Provided records:
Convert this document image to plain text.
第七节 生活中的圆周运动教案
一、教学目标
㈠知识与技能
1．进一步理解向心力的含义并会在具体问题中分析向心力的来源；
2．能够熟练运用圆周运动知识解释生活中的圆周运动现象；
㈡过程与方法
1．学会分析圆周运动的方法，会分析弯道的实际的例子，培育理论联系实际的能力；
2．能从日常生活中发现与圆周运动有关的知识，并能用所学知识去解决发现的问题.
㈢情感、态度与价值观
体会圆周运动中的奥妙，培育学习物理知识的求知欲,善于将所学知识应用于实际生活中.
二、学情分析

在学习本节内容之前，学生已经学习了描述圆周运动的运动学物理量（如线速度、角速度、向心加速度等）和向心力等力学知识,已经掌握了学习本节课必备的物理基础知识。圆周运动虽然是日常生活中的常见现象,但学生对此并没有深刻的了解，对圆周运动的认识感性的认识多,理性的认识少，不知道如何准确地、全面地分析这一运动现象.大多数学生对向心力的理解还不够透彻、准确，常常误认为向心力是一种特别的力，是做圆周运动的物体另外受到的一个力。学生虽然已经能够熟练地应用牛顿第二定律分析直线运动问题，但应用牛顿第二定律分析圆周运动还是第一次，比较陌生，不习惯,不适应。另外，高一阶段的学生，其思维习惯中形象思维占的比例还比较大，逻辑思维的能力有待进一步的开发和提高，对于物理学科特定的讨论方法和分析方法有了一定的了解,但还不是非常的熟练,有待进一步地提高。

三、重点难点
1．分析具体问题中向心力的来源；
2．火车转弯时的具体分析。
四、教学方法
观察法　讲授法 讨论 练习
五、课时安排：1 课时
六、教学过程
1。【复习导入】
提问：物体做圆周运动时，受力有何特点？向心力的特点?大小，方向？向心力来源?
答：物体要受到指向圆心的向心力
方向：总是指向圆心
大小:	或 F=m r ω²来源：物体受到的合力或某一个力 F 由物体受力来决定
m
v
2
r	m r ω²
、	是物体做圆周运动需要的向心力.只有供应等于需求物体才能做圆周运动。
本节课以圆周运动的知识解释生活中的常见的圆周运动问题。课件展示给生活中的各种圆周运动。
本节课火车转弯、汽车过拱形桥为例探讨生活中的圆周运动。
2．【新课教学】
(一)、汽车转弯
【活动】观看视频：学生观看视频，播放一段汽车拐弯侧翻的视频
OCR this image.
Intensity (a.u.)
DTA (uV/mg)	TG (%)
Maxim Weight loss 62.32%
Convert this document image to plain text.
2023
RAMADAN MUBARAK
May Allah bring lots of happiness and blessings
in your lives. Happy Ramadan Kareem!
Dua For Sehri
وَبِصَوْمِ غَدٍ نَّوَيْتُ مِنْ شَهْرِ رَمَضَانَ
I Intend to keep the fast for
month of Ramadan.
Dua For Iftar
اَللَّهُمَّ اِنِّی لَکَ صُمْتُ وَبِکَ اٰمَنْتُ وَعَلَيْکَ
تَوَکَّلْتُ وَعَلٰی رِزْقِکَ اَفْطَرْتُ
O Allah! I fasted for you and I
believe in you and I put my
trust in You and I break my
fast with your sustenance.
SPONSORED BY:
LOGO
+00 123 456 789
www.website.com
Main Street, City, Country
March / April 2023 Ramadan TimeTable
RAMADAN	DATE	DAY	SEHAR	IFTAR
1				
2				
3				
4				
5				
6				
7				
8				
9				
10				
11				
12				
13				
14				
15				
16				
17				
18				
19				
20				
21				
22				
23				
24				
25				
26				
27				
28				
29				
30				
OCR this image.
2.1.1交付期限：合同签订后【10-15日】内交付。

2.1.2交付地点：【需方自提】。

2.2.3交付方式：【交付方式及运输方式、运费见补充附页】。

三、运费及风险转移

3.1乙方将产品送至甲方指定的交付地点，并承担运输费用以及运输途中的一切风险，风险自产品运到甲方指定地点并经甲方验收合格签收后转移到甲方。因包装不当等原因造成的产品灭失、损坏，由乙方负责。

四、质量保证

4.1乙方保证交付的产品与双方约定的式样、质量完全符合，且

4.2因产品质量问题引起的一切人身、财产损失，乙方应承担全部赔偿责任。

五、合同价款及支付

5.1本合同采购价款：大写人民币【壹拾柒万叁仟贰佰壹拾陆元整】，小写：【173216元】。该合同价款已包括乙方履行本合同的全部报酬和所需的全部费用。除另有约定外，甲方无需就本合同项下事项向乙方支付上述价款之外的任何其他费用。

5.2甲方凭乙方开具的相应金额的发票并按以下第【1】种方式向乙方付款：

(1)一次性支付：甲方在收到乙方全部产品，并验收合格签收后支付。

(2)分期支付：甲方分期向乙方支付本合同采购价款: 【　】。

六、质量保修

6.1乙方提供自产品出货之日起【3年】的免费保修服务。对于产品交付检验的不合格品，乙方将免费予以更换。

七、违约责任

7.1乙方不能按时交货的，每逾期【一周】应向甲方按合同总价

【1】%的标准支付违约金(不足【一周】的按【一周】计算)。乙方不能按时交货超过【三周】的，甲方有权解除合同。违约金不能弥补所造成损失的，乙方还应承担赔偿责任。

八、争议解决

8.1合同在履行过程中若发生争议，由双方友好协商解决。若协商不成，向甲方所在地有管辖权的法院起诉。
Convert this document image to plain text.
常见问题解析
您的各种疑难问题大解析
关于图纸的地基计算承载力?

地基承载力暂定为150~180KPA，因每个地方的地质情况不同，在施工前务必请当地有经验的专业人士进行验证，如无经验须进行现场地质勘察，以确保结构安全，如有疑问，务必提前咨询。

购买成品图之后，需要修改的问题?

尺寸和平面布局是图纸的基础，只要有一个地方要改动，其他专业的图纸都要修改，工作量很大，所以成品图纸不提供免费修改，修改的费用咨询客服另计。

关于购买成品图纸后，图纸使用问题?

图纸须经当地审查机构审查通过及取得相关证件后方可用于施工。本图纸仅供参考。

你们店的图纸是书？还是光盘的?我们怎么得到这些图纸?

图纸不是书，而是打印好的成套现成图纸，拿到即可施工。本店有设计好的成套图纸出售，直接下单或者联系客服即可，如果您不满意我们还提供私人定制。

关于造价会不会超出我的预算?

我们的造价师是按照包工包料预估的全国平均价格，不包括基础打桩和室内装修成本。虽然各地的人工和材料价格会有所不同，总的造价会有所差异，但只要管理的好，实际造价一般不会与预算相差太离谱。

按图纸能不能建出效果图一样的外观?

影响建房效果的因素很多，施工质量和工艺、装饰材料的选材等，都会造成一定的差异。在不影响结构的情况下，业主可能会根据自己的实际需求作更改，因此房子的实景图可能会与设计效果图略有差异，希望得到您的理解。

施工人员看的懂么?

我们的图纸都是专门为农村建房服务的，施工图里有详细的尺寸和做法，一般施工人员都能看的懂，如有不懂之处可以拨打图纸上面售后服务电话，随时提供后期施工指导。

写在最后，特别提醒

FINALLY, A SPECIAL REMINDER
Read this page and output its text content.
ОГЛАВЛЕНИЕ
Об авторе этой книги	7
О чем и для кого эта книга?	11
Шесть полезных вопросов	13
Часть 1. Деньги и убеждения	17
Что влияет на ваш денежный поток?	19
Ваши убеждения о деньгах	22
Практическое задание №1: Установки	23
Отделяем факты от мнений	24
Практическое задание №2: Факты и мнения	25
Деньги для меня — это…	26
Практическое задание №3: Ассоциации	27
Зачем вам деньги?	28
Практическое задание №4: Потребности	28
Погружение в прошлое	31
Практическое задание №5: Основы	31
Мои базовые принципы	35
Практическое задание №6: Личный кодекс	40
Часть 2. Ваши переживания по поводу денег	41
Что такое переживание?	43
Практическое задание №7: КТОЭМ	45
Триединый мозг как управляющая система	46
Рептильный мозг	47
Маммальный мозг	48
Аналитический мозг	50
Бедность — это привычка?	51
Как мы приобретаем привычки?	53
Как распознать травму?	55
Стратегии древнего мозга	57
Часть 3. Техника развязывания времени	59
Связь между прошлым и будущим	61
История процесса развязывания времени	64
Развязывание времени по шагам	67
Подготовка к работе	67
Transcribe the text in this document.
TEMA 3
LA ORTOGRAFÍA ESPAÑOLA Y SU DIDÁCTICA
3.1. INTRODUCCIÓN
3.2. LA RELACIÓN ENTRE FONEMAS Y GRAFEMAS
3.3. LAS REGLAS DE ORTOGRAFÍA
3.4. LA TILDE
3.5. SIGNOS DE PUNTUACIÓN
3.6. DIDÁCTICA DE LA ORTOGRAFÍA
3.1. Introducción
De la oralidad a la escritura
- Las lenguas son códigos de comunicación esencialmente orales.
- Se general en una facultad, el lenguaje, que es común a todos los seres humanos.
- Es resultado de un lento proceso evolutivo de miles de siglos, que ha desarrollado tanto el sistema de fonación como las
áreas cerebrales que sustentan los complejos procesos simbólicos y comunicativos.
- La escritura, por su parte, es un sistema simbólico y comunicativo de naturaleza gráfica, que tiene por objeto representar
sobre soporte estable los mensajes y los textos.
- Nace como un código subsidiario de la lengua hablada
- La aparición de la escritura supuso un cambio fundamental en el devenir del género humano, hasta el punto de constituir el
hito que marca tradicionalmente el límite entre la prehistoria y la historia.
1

Request:
Using the records above, find and show each line with the string "your".

Result of the exercise:
in your lives. Happy Ramadan Kareem!
fast with your sustenance.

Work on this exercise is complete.